## WRITTEN PROBLEM A
Repeat the passage on scam phone calls from "Someone’s trying to" to "they gave me.", word for word.
## WRITTEN PROBLEM B
In the passage on scam phone calls, what did the older version of the scam tell people to send?

## EXTRACT PROVIDED

* begin *

Someone’s trying to hack my computer, see, and if I don’t quick call this number and ask Microsoft to rescue me, the bad guys will get all my personal and financial information and then they’ll destroy all my files and my computer will be “obsolete.” I am sure that wasn’t the right word.

I didn’t believe it, so I hung up. I reckoned something bad would happen  if I called the number that they gave me.

How many poor devils fall for this, and what does it cost them? The answers are not pleasant to imagine.

The scammers are refining their technique. No more getting a call from someone with a thick foreign accent telling you to send $5,000 worth of Target gift cards to some weird address in Peedlestan, which you’d better do in one big hurry if you want them to save you from a fate worse than death. Sure, a few people fell for that. But the new scam is better.

“Khello, this Vase Present Joe Biden is, i am calling becose kheep big crinimuls they are trying only to khack your computer and be your privet information stealing-stealing…” Really, they had to make that a little more convincing. And so they have.

What can I say? Hang up. Just hang up.

* end *

Visual layout records:
* begin *

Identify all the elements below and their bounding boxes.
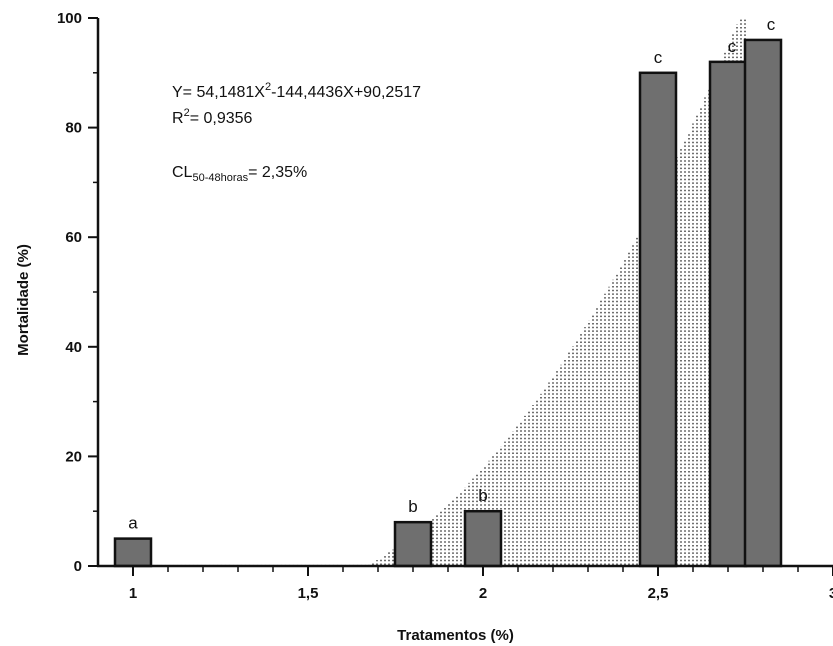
cl50-annotation: CL50-48horas= 2,35% — [172, 164, 307, 184]
bar-1 — [113, 537, 153, 568]
r2-suffix: = 0,9356 — [190, 110, 253, 127]
r2-exponent: 2 — [184, 107, 190, 119]
y-axis-title: Mortalidade (%) — [15, 244, 32, 356]
x-tick-label-1: 1,5 — [298, 585, 319, 602]
equation-annotation: Y= 54,1481X2-144,4436X+90,2517 — [172, 81, 421, 101]
cl-suffix: = 2,35% — [248, 164, 307, 181]
bar-6 — [743, 38, 783, 568]
bar-5 — [708, 60, 748, 568]
bar-3 — [463, 509, 503, 568]
y-tick-label-3: 60 — [65, 229, 82, 246]
r2-prefix: R — [172, 110, 184, 127]
r-squared-annotation: R2= 0,9356 — [172, 107, 253, 127]
bar-letter-1: a — [128, 514, 138, 533]
x-axis-title: Tratamentos (%) — [397, 627, 514, 644]
bar-letter-6: c — [767, 15, 776, 34]
bar-2 — [393, 520, 433, 568]
bar-letter-2: b — [408, 497, 417, 516]
equation-exponent: 2 — [265, 81, 271, 93]
x-tick-label-4: 3 — [829, 585, 833, 602]
x-tick-label-0: 1 — [129, 585, 137, 602]
y-tick-label-0: 0 — [74, 558, 82, 575]
y-tick-label-5: 100 — [57, 10, 82, 27]
bar-letter-5: c — [728, 37, 737, 56]
x-tick-label-2: 2 — [479, 585, 487, 602]
significance-letters: a b b c c c — [128, 15, 775, 533]
ticks: 0 20 40 60 80 100 1 1,5 2 2,5 3 — [57, 10, 833, 602]
bar-letter-3: b — [478, 486, 487, 505]
y-tick-label-2: 40 — [65, 339, 82, 356]
bar-4 — [638, 71, 678, 568]
bar-letter-4: c — [654, 48, 663, 67]
equation-prefix: Y= 54,1481X — [172, 84, 265, 101]
y-tick-label-4: 80 — [65, 120, 82, 137]
bars — [113, 38, 783, 568]
cl-subscript: 50-48horas — [192, 172, 248, 184]
cl-prefix: CL — [172, 164, 193, 181]
y-tick-label-1: 20 — [65, 448, 82, 465]
equation-suffix: -144,4436X+90,2517 — [271, 84, 421, 101]
x-tick-label-3: 2,5 — [648, 585, 669, 602]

* end *

## COMPLETE OUTPUT A
Someone’s trying to hack my computer, see, and if I don’t quick call this number and ask Microsoft to rescue me, the bad guys will get all my personal and financial information and then they’ll destroy all my files and my computer will be “obsolete.” I am sure that wasn’t the right word.

I didn’t believe it, so I hung up. I reckoned something bad would happen  if I called the number that they gave me.

## COMPLETE OUTPUT B
$5,000 worth of Target gift cards, sent to some weird address in Peedlestan.